■ **PROBLEM DETAILS**
Your answer should be a single number: the count of lines containing the string "screenshot".
___ SUPPLIED ENTRIES
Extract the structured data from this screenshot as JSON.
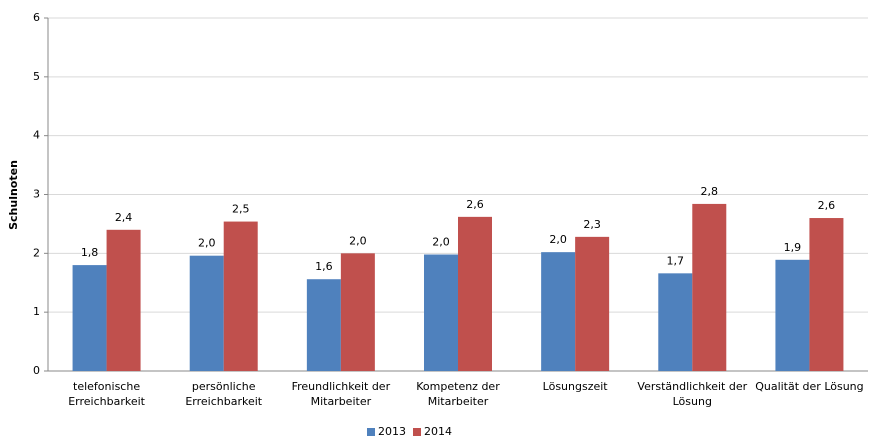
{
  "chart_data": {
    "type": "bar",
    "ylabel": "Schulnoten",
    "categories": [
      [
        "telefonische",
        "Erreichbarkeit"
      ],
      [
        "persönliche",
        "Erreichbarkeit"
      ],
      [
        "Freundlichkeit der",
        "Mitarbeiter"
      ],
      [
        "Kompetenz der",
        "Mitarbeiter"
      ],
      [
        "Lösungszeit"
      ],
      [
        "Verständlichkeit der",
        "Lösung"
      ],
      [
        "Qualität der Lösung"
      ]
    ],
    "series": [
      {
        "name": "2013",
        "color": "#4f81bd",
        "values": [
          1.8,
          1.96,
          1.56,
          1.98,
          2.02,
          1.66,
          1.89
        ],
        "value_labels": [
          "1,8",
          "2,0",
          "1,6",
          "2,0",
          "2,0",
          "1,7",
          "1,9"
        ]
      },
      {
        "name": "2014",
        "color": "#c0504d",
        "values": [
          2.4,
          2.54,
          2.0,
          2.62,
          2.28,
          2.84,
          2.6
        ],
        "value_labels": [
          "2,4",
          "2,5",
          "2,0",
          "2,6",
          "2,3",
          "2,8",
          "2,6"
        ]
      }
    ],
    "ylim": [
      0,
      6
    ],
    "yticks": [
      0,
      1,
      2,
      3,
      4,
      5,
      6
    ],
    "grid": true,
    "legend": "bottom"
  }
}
______
___ SUPPLIED ENTRIES
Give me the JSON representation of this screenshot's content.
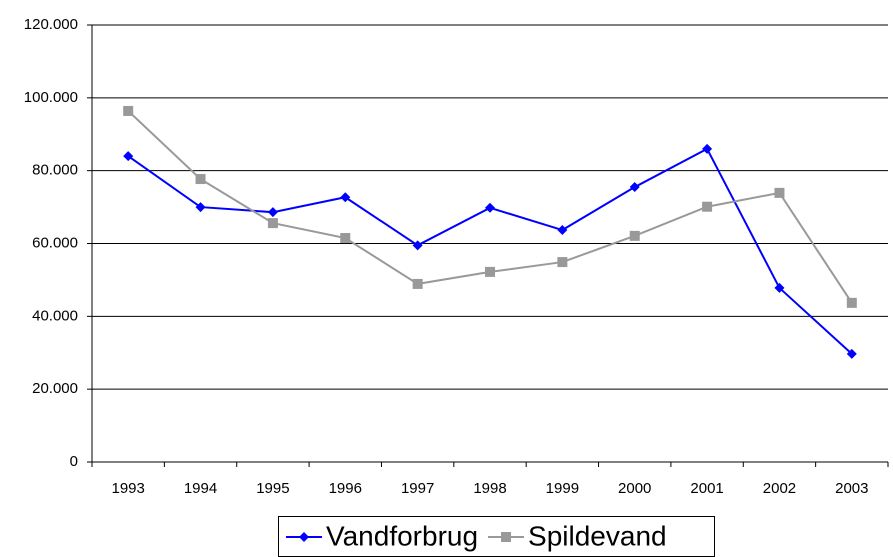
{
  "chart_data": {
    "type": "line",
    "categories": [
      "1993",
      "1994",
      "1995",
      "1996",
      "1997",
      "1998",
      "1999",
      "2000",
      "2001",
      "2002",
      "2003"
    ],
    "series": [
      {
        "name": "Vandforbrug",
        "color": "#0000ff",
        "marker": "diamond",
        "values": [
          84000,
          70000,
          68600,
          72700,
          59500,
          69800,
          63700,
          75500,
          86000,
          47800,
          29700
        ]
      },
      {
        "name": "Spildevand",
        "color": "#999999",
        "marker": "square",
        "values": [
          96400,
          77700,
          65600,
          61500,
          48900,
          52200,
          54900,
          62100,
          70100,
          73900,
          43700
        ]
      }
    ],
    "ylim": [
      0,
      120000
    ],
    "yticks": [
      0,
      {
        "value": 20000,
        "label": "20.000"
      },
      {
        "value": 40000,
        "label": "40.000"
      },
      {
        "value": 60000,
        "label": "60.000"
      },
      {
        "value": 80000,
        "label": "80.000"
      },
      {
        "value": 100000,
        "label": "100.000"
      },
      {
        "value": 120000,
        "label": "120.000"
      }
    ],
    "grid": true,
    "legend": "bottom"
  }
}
______
■ **FULL ANSWER**
2